* _Exercise description_: Print out the entries below with no edits.

·····

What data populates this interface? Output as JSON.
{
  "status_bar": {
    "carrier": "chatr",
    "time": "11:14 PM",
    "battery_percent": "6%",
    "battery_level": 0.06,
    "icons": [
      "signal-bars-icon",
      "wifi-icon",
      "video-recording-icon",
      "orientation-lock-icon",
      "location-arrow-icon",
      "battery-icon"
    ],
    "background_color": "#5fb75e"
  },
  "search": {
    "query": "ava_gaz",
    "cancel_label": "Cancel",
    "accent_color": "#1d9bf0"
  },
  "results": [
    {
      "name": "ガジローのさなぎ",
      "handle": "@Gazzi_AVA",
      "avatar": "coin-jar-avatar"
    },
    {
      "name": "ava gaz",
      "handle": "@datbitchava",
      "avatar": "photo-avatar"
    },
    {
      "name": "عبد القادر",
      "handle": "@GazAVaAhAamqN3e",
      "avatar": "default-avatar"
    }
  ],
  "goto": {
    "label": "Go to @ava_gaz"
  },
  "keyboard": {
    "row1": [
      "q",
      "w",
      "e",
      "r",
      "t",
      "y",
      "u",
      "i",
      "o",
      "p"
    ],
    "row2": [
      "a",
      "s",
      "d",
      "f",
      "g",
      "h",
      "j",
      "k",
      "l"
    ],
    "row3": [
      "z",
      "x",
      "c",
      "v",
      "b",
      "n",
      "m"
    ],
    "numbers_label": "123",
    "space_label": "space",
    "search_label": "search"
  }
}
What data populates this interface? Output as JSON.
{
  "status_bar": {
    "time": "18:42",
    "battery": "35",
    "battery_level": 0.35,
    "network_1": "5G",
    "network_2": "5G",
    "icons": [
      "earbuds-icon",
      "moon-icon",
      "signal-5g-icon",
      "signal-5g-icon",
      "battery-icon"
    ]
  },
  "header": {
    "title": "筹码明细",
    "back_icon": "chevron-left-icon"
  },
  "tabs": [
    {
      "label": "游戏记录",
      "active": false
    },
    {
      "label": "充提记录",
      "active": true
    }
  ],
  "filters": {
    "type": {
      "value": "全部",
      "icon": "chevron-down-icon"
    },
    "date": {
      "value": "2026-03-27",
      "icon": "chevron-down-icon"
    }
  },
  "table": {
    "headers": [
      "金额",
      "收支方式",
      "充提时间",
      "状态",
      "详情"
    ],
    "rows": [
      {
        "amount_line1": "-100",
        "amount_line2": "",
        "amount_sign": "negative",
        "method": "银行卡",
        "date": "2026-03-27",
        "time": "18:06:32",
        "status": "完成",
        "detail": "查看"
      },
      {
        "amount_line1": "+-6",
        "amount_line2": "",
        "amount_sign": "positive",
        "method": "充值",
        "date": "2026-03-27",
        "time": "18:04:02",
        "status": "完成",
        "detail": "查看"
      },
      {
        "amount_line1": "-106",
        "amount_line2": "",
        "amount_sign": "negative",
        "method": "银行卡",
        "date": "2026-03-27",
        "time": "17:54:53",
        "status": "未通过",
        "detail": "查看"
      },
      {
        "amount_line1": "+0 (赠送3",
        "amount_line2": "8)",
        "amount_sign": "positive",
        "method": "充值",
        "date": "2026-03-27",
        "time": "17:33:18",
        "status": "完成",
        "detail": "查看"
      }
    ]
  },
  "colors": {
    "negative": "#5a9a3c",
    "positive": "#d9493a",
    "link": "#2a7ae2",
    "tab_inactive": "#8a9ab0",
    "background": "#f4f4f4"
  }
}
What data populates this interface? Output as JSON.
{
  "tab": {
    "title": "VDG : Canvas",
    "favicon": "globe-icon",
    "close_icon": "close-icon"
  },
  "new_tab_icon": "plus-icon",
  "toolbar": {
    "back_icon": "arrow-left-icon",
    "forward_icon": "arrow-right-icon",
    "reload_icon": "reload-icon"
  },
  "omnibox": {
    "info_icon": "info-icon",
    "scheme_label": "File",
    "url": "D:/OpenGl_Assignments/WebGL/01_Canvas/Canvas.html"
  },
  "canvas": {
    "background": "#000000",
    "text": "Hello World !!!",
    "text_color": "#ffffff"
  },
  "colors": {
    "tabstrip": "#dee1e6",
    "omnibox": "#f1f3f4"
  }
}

·····

* _Exercise solution_:
What data populates this interface? Output as JSON.
{
  "status_bar": {
    "carrier": "chatr",
    "time": "11:14 PM",
    "battery_percent": "6%",
    "battery_level": 0.06,
    "icons": [
      "signal-bars-icon",
      "wifi-icon",
      "video-recording-icon",
      "orientation-lock-icon",
      "location-arrow-icon",
      "battery-icon"
    ],
    "background_color": "#5fb75e"
  },
  "search": {
    "query": "ava_gaz",
    "cancel_label": "Cancel",
    "accent_color": "#1d9bf0"
  },
  "results": [
    {
      "name": "ガジローのさなぎ",
      "handle": "@Gazzi_AVA",
      "avatar": "coin-jar-avatar"
    },
    {
      "name": "ava gaz",
      "handle": "@datbitchava",
      "avatar": "photo-avatar"
    },
    {
      "name": "عبد القادر",
      "handle": "@GazAVaAhAamqN3e",
      "avatar": "default-avatar"
    }
  ],
  "goto": {
    "label": "Go to @ava_gaz"
  },
  "keyboard": {
    "row1": [
      "q",
      "w",
      "e",
      "r",
      "t",
      "y",
      "u",
      "i",
      "o",
      "p"
    ],
    "row2": [
      "a",
      "s",
      "d",
      "f",
      "g",
      "h",
      "j",
      "k",
      "l"
    ],
    "row3": [
      "z",
      "x",
      "c",
      "v",
      "b",
      "n",
      "m"
    ],
    "numbers_label": "123",
    "space_label": "space",
    "search_label": "search"
  }
}
What data populates this interface? Output as JSON.
{
  "status_bar": {
    "time": "18:42",
    "battery": "35",
    "battery_level": 0.35,
    "network_1": "5G",
    "network_2": "5G",
    "icons": [
      "earbuds-icon",
      "moon-icon",
      "signal-5g-icon",
      "signal-5g-icon",
      "battery-icon"
    ]
  },
  "header": {
    "title": "筹码明细",
    "back_icon": "chevron-left-icon"
  },
  "tabs": [
    {
      "label": "游戏记录",
      "active": false
    },
    {
      "label": "充提记录",
      "active": true
    }
  ],
  "filters": {
    "type": {
      "value": "全部",
      "icon": "chevron-down-icon"
    },
    "date": {
      "value": "2026-03-27",
      "icon": "chevron-down-icon"
    }
  },
  "table": {
    "headers": [
      "金额",
      "收支方式",
      "充提时间",
      "状态",
      "详情"
    ],
    "rows": [
      {
        "amount_line1": "-100",
        "amount_line2": "",
        "amount_sign": "negative",
        "method": "银行卡",
        "date": "2026-03-27",
        "time": "18:06:32",
        "status": "完成",
        "detail": "查看"
      },
      {
        "amount_line1": "+-6",
        "amount_line2": "",
        "amount_sign": "positive",
        "method": "充值",
        "date": "2026-03-27",
        "time": "18:04:02",
        "status": "完成",
        "detail": "查看"
      },
      {
        "amount_line1": "-106",
        "amount_line2": "",
        "amount_sign": "negative",
        "method": "银行卡",
        "date": "2026-03-27",
        "time": "17:54:53",
        "status": "未通过",
        "detail": "查看"
      },
      {
        "amount_line1": "+0 (赠送3",
        "amount_line2": "8)",
        "amount_sign": "positive",
        "method": "充值",
        "date": "2026-03-27",
        "time": "17:33:18",
        "status": "完成",
        "detail": "查看"
      }
    ]
  },
  "colors": {
    "negative": "#5a9a3c",
    "positive": "#d9493a",
    "link": "#2a7ae2",
    "tab_inactive": "#8a9ab0",
    "background": "#f4f4f4"
  }
}
What data populates this interface? Output as JSON.
{
  "tab": {
    "title": "VDG : Canvas",
    "favicon": "globe-icon",
    "close_icon": "close-icon"
  },
  "new_tab_icon": "plus-icon",
  "toolbar": {
    "back_icon": "arrow-left-icon",
    "forward_icon": "arrow-right-icon",
    "reload_icon": "reload-icon"
  },
  "omnibox": {
    "info_icon": "info-icon",
    "scheme_label": "File",
    "url": "D:/OpenGl_Assignments/WebGL/01_Canvas/Canvas.html"
  },
  "canvas": {
    "background": "#000000",
    "text": "Hello World !!!",
    "text_color": "#ffffff"
  },
  "colors": {
    "tabstrip": "#dee1e6",
    "omnibox": "#f1f3f4"
  }
}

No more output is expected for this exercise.